REQUIRED WORK: Where a line in the listing below contains the word "учета", copy that line.
>> BEGIN
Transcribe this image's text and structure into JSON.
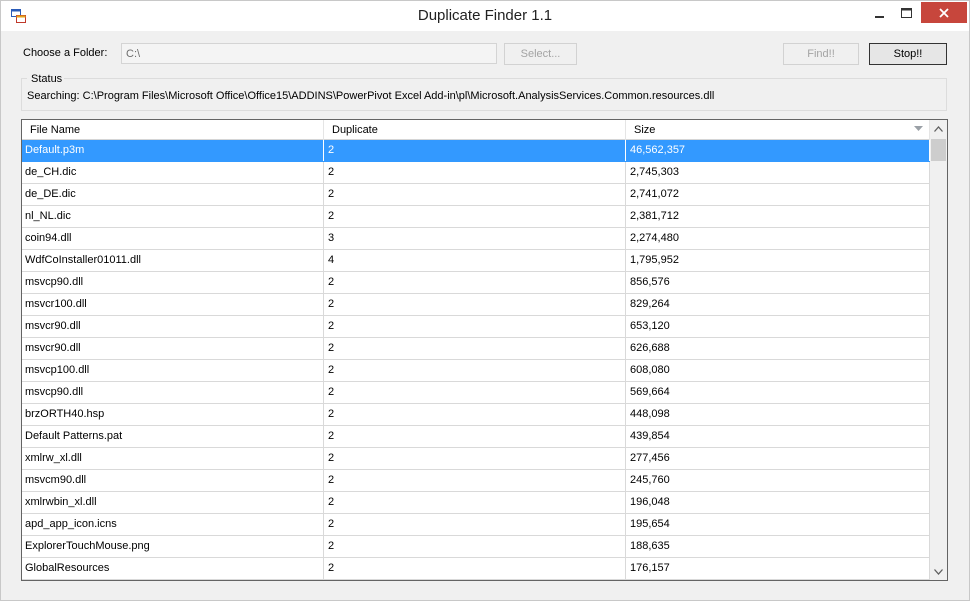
{
  "window": {
    "title": "Duplicate Finder 1.1"
  },
  "folder": {
    "label": "Choose a Folder:",
    "value": "C:\\",
    "select_label": "Select..."
  },
  "actions": {
    "find_label": "Find!!",
    "stop_label": "Stop!!"
  },
  "status": {
    "legend": "Status",
    "text": "Searching: C:\\Program Files\\Microsoft Office\\Office15\\ADDINS\\PowerPivot Excel Add-in\\pl\\Microsoft.AnalysisServices.Common.resources.dll"
  },
  "grid": {
    "columns": [
      "File Name",
      "Duplicate",
      "Size"
    ],
    "rows": [
      [
        "Default.p3m",
        "2",
        "46,562,357"
      ],
      [
        "de_CH.dic",
        "2",
        "2,745,303"
      ],
      [
        "de_DE.dic",
        "2",
        "2,741,072"
      ],
      [
        "nl_NL.dic",
        "2",
        "2,381,712"
      ],
      [
        "coin94.dll",
        "3",
        "2,274,480"
      ],
      [
        "WdfCoInstaller01011.dll",
        "4",
        "1,795,952"
      ],
      [
        "msvcp90.dll",
        "2",
        "856,576"
      ],
      [
        "msvcr100.dll",
        "2",
        "829,264"
      ],
      [
        "msvcr90.dll",
        "2",
        "653,120"
      ],
      [
        "msvcr90.dll",
        "2",
        "626,688"
      ],
      [
        "msvcp100.dll",
        "2",
        "608,080"
      ],
      [
        "msvcp90.dll",
        "2",
        "569,664"
      ],
      [
        "brzORTH40.hsp",
        "2",
        "448,098"
      ],
      [
        "Default Patterns.pat",
        "2",
        "439,854"
      ],
      [
        "xmlrw_xl.dll",
        "2",
        "277,456"
      ],
      [
        "msvcm90.dll",
        "2",
        "245,760"
      ],
      [
        "xmlrwbin_xl.dll",
        "2",
        "196,048"
      ],
      [
        "apd_app_icon.icns",
        "2",
        "195,654"
      ],
      [
        "ExplorerTouchMouse.png",
        "2",
        "188,635"
      ],
      [
        "GlobalResources",
        "2",
        "176,157"
      ],
      [
        "",
        "",
        ""
      ]
    ]
  },
  "colors": {
    "selection": "#3399ff",
    "close_button": "#c7463c",
    "window_bg": "#f0f0f0"
  },
  "icons": {
    "app": "app-window-icon",
    "minimize": "minimize-icon",
    "maximize": "maximize-icon",
    "close": "close-icon",
    "sort": "sort-descending-icon",
    "scroll_up": "chevron-up-icon",
    "scroll_down": "chevron-down-icon"
  }
}
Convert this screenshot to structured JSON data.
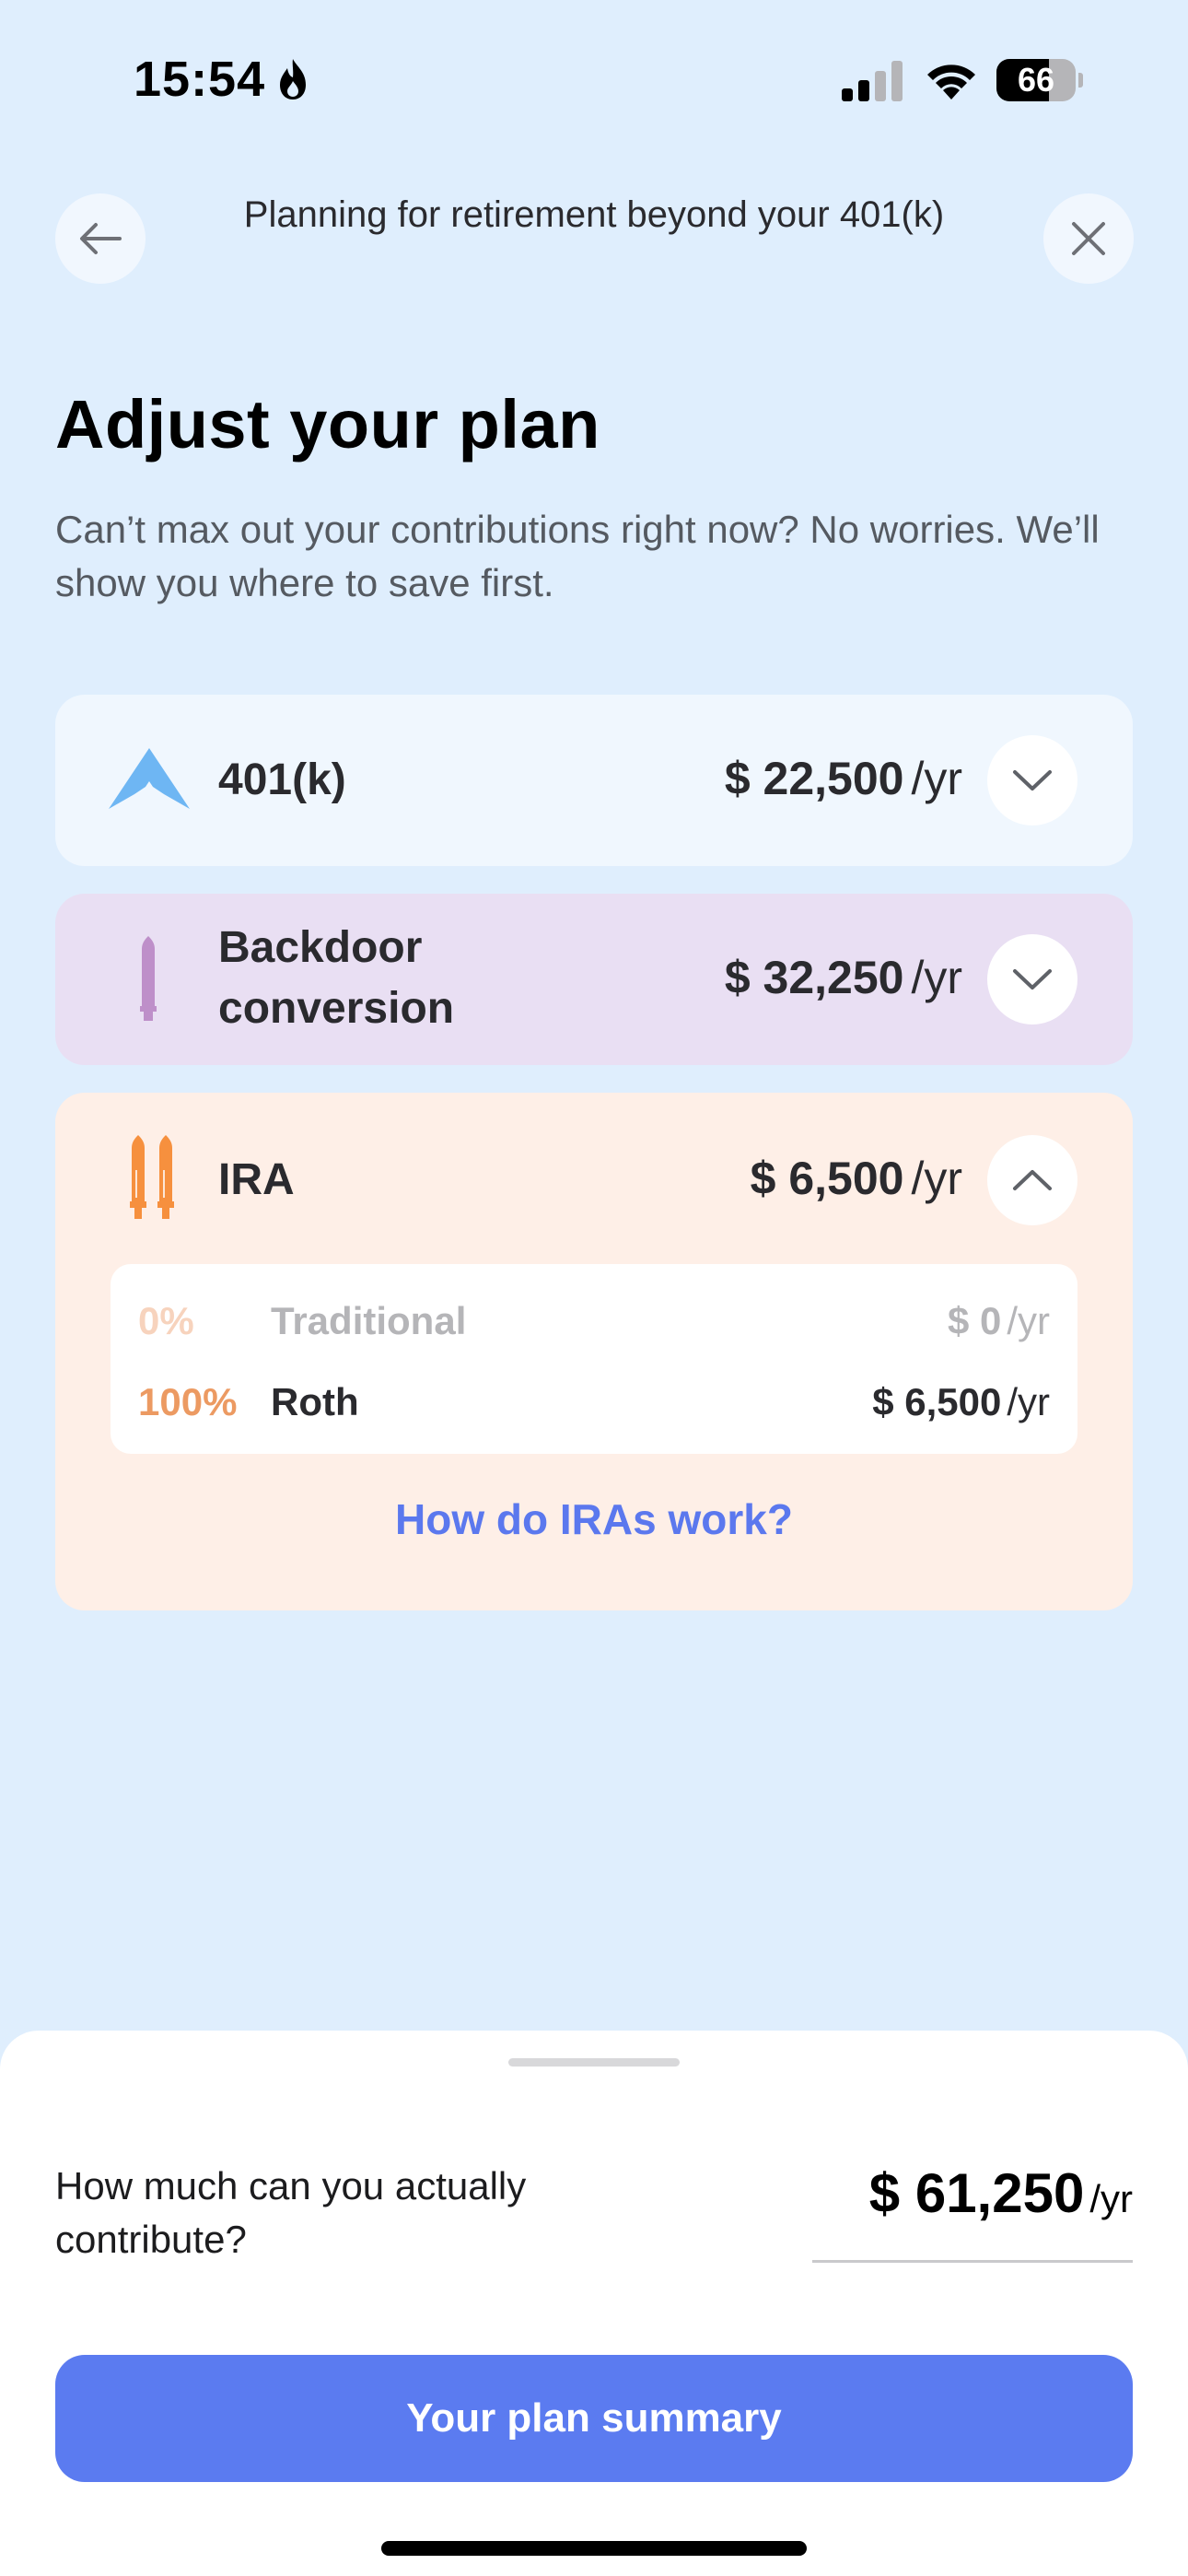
{
  "status": {
    "time": "15:54",
    "battery_level": 66,
    "battery_label": "66"
  },
  "header": {
    "title": "Planning for retirement beyond your 401(k)"
  },
  "page": {
    "title": "Adjust your plan",
    "subtitle": "Can’t max out your contributions right now? No worries. We’ll show you where to save first."
  },
  "accounts": [
    {
      "label": "401(k)",
      "amount": "$ 22,500",
      "unit": "/yr",
      "expanded": false,
      "color": "#6eb6f3",
      "icon": "mountain-icon"
    },
    {
      "label": "Backdoor conversion",
      "amount": "$ 32,250",
      "unit": "/yr",
      "expanded": false,
      "color": "#be8fc9",
      "icon": "rocket-icon"
    },
    {
      "label": "IRA",
      "amount": "$ 6,500",
      "unit": "/yr",
      "expanded": true,
      "color": "#f6903e",
      "icon": "twin-rockets-icon"
    }
  ],
  "ira_breakdown": [
    {
      "percent": "0%",
      "name": "Traditional",
      "amount": "$ 0",
      "unit": "/yr"
    },
    {
      "percent": "100%",
      "name": "Roth",
      "amount": "$ 6,500",
      "unit": "/yr"
    }
  ],
  "ira_link": "How do IRAs work?",
  "sheet": {
    "question": "How much can you actually contribute?",
    "value": "$ 61,250",
    "unit": "/yr",
    "button_label": "Your plan summary"
  },
  "colors": {
    "background": "#dfeefd",
    "accent": "#5b7bf0",
    "card_401k": "#f0f7fe",
    "card_backdoor": "#e9dff3",
    "card_ira": "#feefe7"
  }
}
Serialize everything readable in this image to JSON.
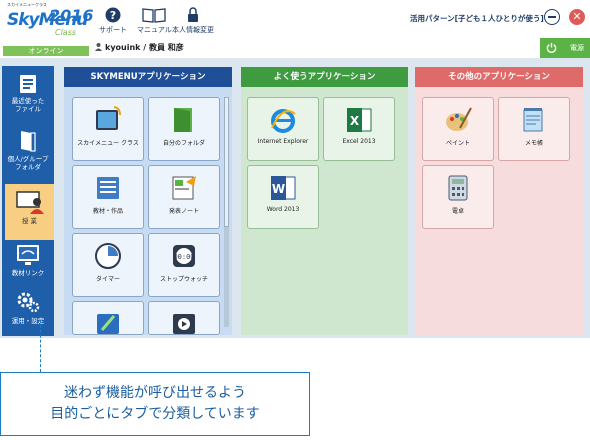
{
  "logo": {
    "tiny": "スカイメニュークラス",
    "sky": "SkyMenu",
    "year": "2016",
    "class": "Class"
  },
  "status": "オンライン",
  "nav": {
    "support": "サポート",
    "manual": "マニュアル",
    "profile": "本人情報変更"
  },
  "user": "kyouink / 教員 和彦",
  "pattern": "活用パターン[子ども１人ひとりが使う]",
  "power": "電源",
  "close": "✕",
  "sidebar": {
    "recent": "最近使った\nファイル",
    "group": "個人/グループ\nフォルダ",
    "class": "授 業",
    "links": "教材リンク",
    "settings": "運用・設定"
  },
  "panels": {
    "skymenu": {
      "title": "SKYMENUアプリケーション",
      "tiles": [
        "スカイメニュー クラス",
        "自分のフォルダ",
        "教材・作品",
        "発表ノート",
        "タイマー",
        "ストップウォッチ"
      ]
    },
    "favorites": {
      "title": "よく使うアプリケーション",
      "tiles": [
        "Internet Explorer",
        "Excel 2013",
        "Word 2013"
      ]
    },
    "others": {
      "title": "その他のアプリケーション",
      "tiles": [
        "ペイント",
        "メモ帳",
        "電卓"
      ]
    }
  },
  "callout": {
    "line1": "迷わず機能が呼び出せるよう",
    "line2": "目的ごとにタブで分類しています"
  },
  "colors": {
    "header_blue": "#1f4f96",
    "favorites_green": "#3e9b3f",
    "others_red": "#df6a6a",
    "sidebar_blue": "#1f5ea8"
  }
}
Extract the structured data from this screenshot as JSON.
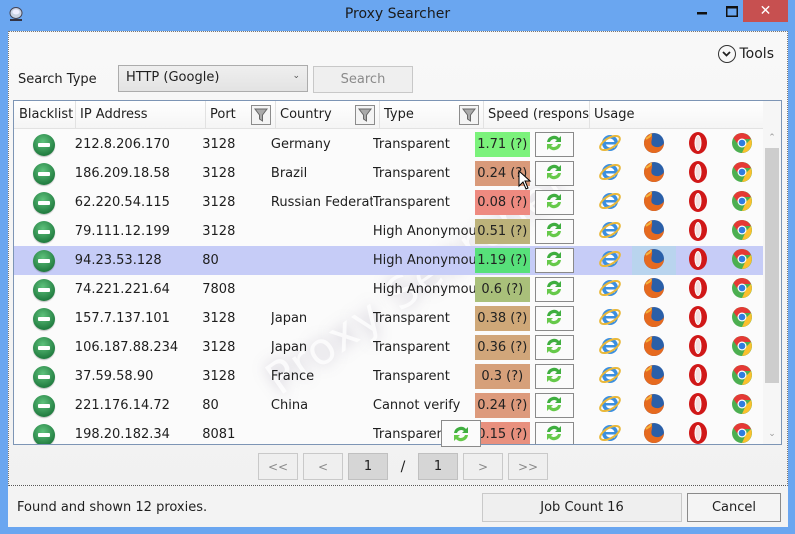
{
  "window": {
    "title": "Proxy Searcher",
    "controls": {
      "minimize": "–",
      "maximize": "☐",
      "close": "✕"
    }
  },
  "toolbar": {
    "tools_label": "Tools",
    "search_type_label": "Search Type",
    "search_type_value": "HTTP (Google)",
    "search_button": "Search"
  },
  "grid": {
    "columns": [
      "Blacklist",
      "IP Address",
      "Port",
      "Country",
      "Type",
      "Speed (respons",
      "Usage"
    ],
    "filterable_columns": [
      "Port",
      "Country",
      "Type"
    ],
    "watermark": "Proxy Searcher",
    "selected_row": 4,
    "browser_icons": [
      "internet-explorer",
      "firefox",
      "opera",
      "chrome"
    ],
    "rows": [
      {
        "ip": "212.8.206.170",
        "port": "3128",
        "country": "Germany",
        "type": "Transparent",
        "speed": "1.71 (?)",
        "speed_color": "#7bf27b"
      },
      {
        "ip": "186.209.18.58",
        "port": "3128",
        "country": "Brazil",
        "type": "Transparent",
        "speed": "0.24 (?)",
        "speed_color": "#d99a7a"
      },
      {
        "ip": "62.220.54.115",
        "port": "3128",
        "country": "Russian Federation",
        "type": "Transparent",
        "speed": "0.08 (?)",
        "speed_color": "#ee8a80"
      },
      {
        "ip": "79.111.12.199",
        "port": "3128",
        "country": "",
        "type": "High Anonymous",
        "speed": "0.51 (?)",
        "speed_color": "#bcb27a"
      },
      {
        "ip": "94.23.53.128",
        "port": "80",
        "country": "",
        "type": "High Anonymous",
        "speed": "1.19 (?)",
        "speed_color": "#57e07a"
      },
      {
        "ip": "74.221.221.64",
        "port": "7808",
        "country": "",
        "type": "High Anonymous",
        "speed": "0.6 (?)",
        "speed_color": "#a9c07a"
      },
      {
        "ip": "157.7.137.101",
        "port": "3128",
        "country": "Japan",
        "type": "Transparent",
        "speed": "0.38 (?)",
        "speed_color": "#cfa878"
      },
      {
        "ip": "106.187.88.234",
        "port": "3128",
        "country": "Japan",
        "type": "Transparent",
        "speed": "0.36 (?)",
        "speed_color": "#d1a67a"
      },
      {
        "ip": "37.59.58.90",
        "port": "3128",
        "country": "France",
        "type": "Transparent",
        "speed": "0.3 (?)",
        "speed_color": "#d6a07a"
      },
      {
        "ip": "221.176.14.72",
        "port": "80",
        "country": "China",
        "type": "Cannot verify",
        "speed": "0.24 (?)",
        "speed_color": "#dd9a7c"
      },
      {
        "ip": "198.20.182.34",
        "port": "8081",
        "country": "",
        "type": "Transparent",
        "speed": "0.15 (?)",
        "speed_color": "#e8907e"
      }
    ]
  },
  "pager": {
    "first": "<<",
    "prev": "<",
    "current_page": "1",
    "separator": "/",
    "total_pages": "1",
    "next": ">",
    "last": ">>"
  },
  "footer": {
    "status": "Found and shown 12 proxies.",
    "job_count": "Job Count 16",
    "cancel": "Cancel"
  }
}
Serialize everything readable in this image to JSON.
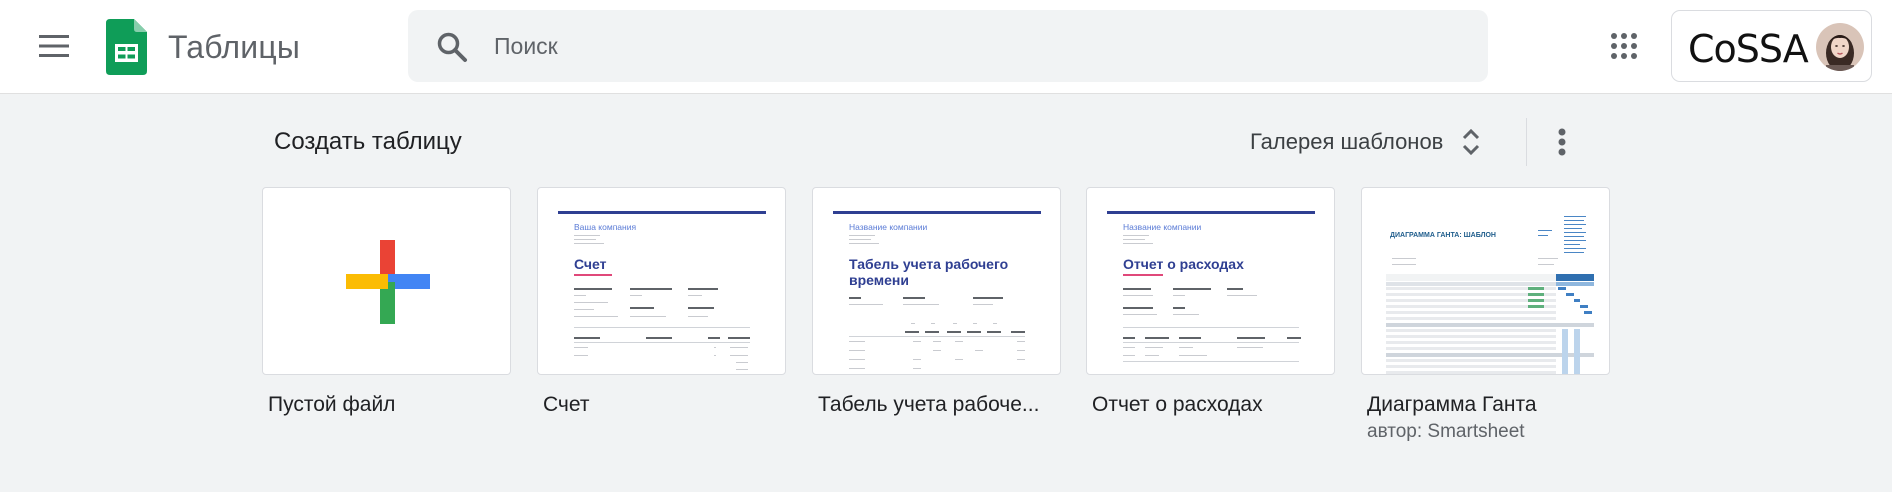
{
  "header": {
    "app_title": "Таблицы",
    "search": {
      "placeholder": "Поиск",
      "value": ""
    },
    "account": {
      "brand": "CoSSA"
    }
  },
  "icons": {
    "menu": "hamburger-menu-icon",
    "logo": "sheets-logo-icon",
    "search": "search-icon",
    "apps": "apps-grid-icon",
    "expand": "unfold-icon",
    "more": "more-vert-icon"
  },
  "colors": {
    "sheets_green": "#0f9d58",
    "google_red": "#ea4335",
    "google_blue": "#4285f4",
    "google_yellow": "#fbbc04",
    "google_green": "#34a853",
    "template_accent": "#2f3f92"
  },
  "templates": {
    "section_title": "Создать таблицу",
    "gallery_label": "Галерея шаблонов",
    "items": [
      {
        "name": "Пустой файл"
      },
      {
        "name": "Счет",
        "preview": {
          "company": "Ваша компания",
          "heading": "Счет"
        }
      },
      {
        "name": "Табель учета рабоче...",
        "preview": {
          "company": "Название компании",
          "heading_l1": "Табель учета рабочего",
          "heading_l2": "времени"
        }
      },
      {
        "name": "Отчет о расходах",
        "preview": {
          "company": "Название компании",
          "heading": "Отчет о расходах"
        }
      },
      {
        "name": "Диаграмма Ганта",
        "author": "автор: Smartsheet",
        "preview": {
          "heading": "ДИАГРАММА ГАНТА: ШАБЛОН"
        }
      }
    ]
  }
}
>> END
WRITTEN ANSWER:
        "name": "Табель учета рабоче...",
          "heading_l1": "Табель учета рабочего",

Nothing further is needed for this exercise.